"""
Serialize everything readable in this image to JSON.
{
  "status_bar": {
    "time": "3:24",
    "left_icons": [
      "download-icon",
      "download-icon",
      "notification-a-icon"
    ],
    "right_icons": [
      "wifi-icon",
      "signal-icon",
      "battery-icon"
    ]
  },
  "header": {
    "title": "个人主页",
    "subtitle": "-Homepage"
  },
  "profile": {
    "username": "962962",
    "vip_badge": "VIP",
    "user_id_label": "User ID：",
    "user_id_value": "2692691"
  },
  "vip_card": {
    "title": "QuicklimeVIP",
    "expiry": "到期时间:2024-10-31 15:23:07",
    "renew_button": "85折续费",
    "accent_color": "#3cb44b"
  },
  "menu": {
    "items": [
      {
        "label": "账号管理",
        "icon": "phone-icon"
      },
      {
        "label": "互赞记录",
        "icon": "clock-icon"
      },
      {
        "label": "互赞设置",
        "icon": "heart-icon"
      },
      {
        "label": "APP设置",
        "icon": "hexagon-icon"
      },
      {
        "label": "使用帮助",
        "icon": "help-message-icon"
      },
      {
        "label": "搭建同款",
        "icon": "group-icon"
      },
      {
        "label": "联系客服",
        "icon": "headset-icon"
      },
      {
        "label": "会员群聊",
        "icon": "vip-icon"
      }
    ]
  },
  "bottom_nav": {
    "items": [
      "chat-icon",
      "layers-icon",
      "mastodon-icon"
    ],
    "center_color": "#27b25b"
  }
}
"""
STATED PROBLEM: Your task is to retype all of the records exactly.

FINAL ANSWER:
Serialize everything readable in this image to JSON.
{
  "status_bar": {
    "time": "3:24",
    "left_icons": [
      "download-icon",
      "download-icon",
      "notification-a-icon"
    ],
    "right_icons": [
      "wifi-icon",
      "signal-icon",
      "battery-icon"
    ]
  },
  "header": {
    "title": "个人主页",
    "subtitle": "-Homepage"
  },
  "profile": {
    "username": "962962",
    "vip_badge": "VIP",
    "user_id_label": "User ID：",
    "user_id_value": "2692691"
  },
  "vip_card": {
    "title": "QuicklimeVIP",
    "expiry": "到期时间:2024-10-31 15:23:07",
    "renew_button": "85折续费",
    "accent_color": "#3cb44b"
  },
  "menu": {
    "items": [
      {
        "label": "账号管理",
        "icon": "phone-icon"
      },
      {
        "label": "互赞记录",
        "icon": "clock-icon"
      },
      {
        "label": "互赞设置",
        "icon": "heart-icon"
      },
      {
        "label": "APP设置",
        "icon": "hexagon-icon"
      },
      {
        "label": "使用帮助",
        "icon": "help-message-icon"
      },
      {
        "label": "搭建同款",
        "icon": "group-icon"
      },
      {
        "label": "联系客服",
        "icon": "headset-icon"
      },
      {
        "label": "会员群聊",
        "icon": "vip-icon"
      }
    ]
  },
  "bottom_nav": {
    "items": [
      "chat-icon",
      "layers-icon",
      "mastodon-icon"
    ],
    "center_color": "#27b25b"
  }
}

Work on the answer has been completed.